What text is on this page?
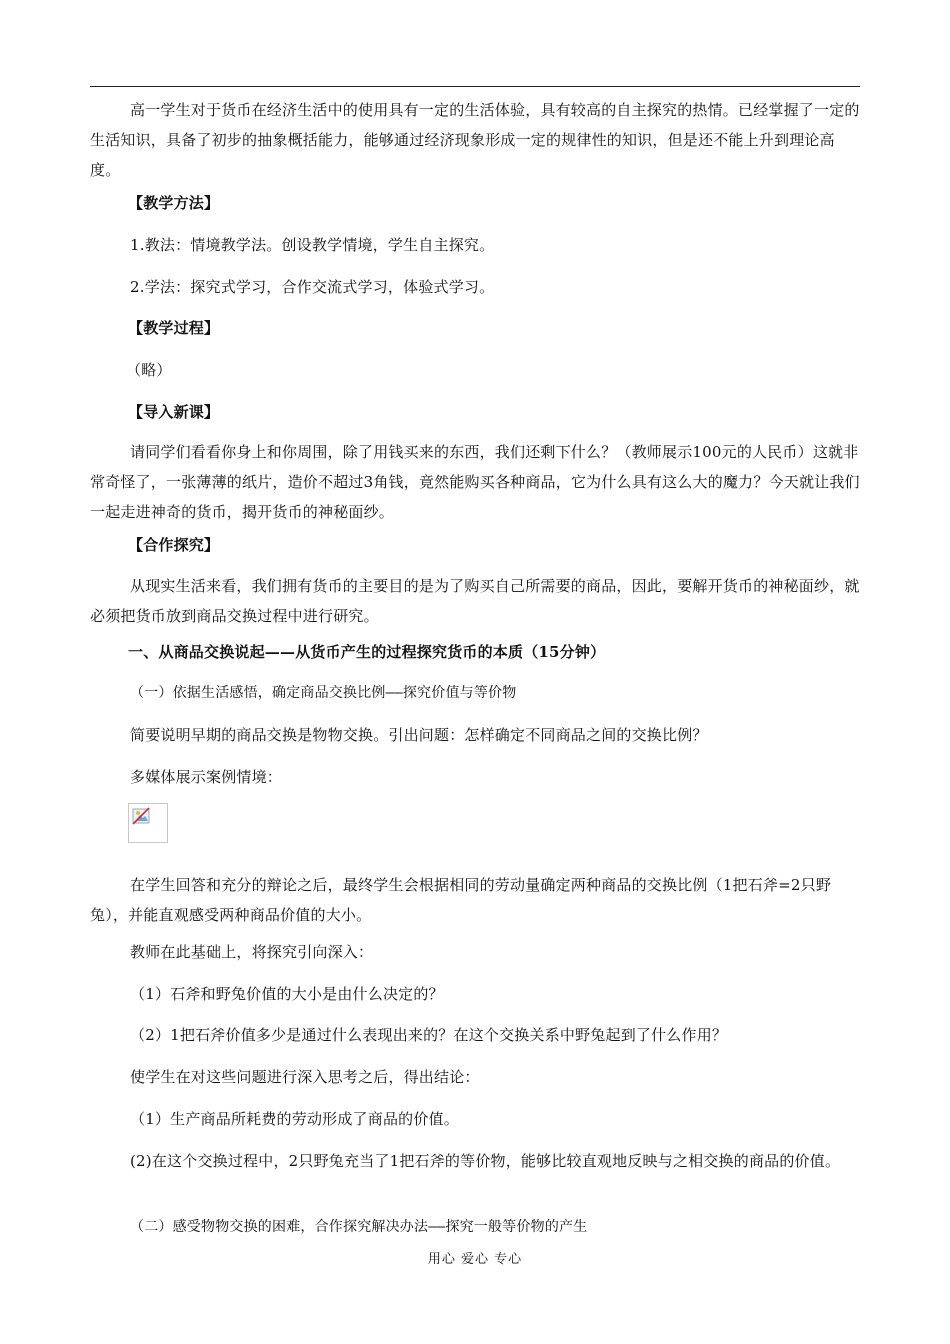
高一学生对于货币在经济生活中的使用具有一定的生活体验，具有较高的自主探究的热情。已经掌握了一定的生活知识，具备了初步的抽象概括能力，能够通过经济现象形成一定的规律性的知识，但是还不能上升到理论高度。
【教学方法】
1.教法：情境教学法。创设教学情境，学生自主探究。
2.学法：探究式学习，合作交流式学习，体验式学习。
【教学过程】
（略）
【导入新课】
请同学们看看你身上和你周围，除了用钱买来的东西，我们还剩下什么？（教师展示100元的人民币）这就非常奇怪了，一张薄薄的纸片，造价不超过3角钱，竟然能购买各种商品，它为什么具有这么大的魔力？今天就让我们一起走进神奇的货币，揭开货币的神秘面纱。
【合作探究】
从现实生活来看，我们拥有货币的主要目的是为了购买自己所需要的商品，因此，要解开货币的神秘面纱，就必须把货币放到商品交换过程中进行研究。
一、从商品交换说起——从货币产生的过程探究货币的本质（15分钟）
（一）依据生活感悟，确定商品交换比例——探究价值与等价物
简要说明早期的商品交换是物物交换。引出问题：怎样确定不同商品之间的交换比例？
多媒体展示案例情境：
在学生回答和充分的辩论之后，最终学生会根据相同的劳动量确定两种商品的交换比例（1把石斧=2只野兔），并能直观感受两种商品价值的大小。
教师在此基础上，将探究引向深入：
（1）石斧和野兔价值的大小是由什么决定的？
（2）1把石斧价值多少是通过什么表现出来的？在这个交换关系中野兔起到了什么作用？
使学生在对这些问题进行深入思考之后，得出结论：
（1）生产商品所耗费的劳动形成了商品的价值。
(2)在这个交换过程中，2只野兔充当了1把石斧的等价物，能够比较直观地反映与之相交换的商品的价值。
（二）感受物物交换的困难，合作探究解决办法——探究一般等价物的产生
用心 爱心 专心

**Exercise description**
Write out the full listing verbatim, excluding its pictures.

**Expected output**
What text is on this page?
高一学生对于货币在经济生活中的使用具有一定的生活体验，具有较高的自主探究的热情。已经掌握了一定的生活知识，具备了初步的抽象概括能力，能够通过经济现象形成一定的规律性的知识，但是还不能上升到理论高度。
【教学方法】
1.教法：情境教学法。创设教学情境，学生自主探究。
2.学法：探究式学习，合作交流式学习，体验式学习。
【教学过程】
（略）
【导入新课】
请同学们看看你身上和你周围，除了用钱买来的东西，我们还剩下什么？（教师展示100元的人民币）这就非常奇怪了，一张薄薄的纸片，造价不超过3角钱，竟然能购买各种商品，它为什么具有这么大的魔力？今天就让我们一起走进神奇的货币，揭开货币的神秘面纱。
【合作探究】
从现实生活来看，我们拥有货币的主要目的是为了购买自己所需要的商品，因此，要解开货币的神秘面纱，就必须把货币放到商品交换过程中进行研究。
一、从商品交换说起——从货币产生的过程探究货币的本质（15分钟）
（一）依据生活感悟，确定商品交换比例——探究价值与等价物
简要说明早期的商品交换是物物交换。引出问题：怎样确定不同商品之间的交换比例？
多媒体展示案例情境：
在学生回答和充分的辩论之后，最终学生会根据相同的劳动量确定两种商品的交换比例（1把石斧=2只野兔），并能直观感受两种商品价值的大小。
教师在此基础上，将探究引向深入：
（1）石斧和野兔价值的大小是由什么决定的？
（2）1把石斧价值多少是通过什么表现出来的？在这个交换关系中野兔起到了什么作用？
使学生在对这些问题进行深入思考之后，得出结论：
（1）生产商品所耗费的劳动形成了商品的价值。
(2)在这个交换过程中，2只野兔充当了1把石斧的等价物，能够比较直观地反映与之相交换的商品的价值。
（二）感受物物交换的困难，合作探究解决办法——探究一般等价物的产生
用心 爱心 专心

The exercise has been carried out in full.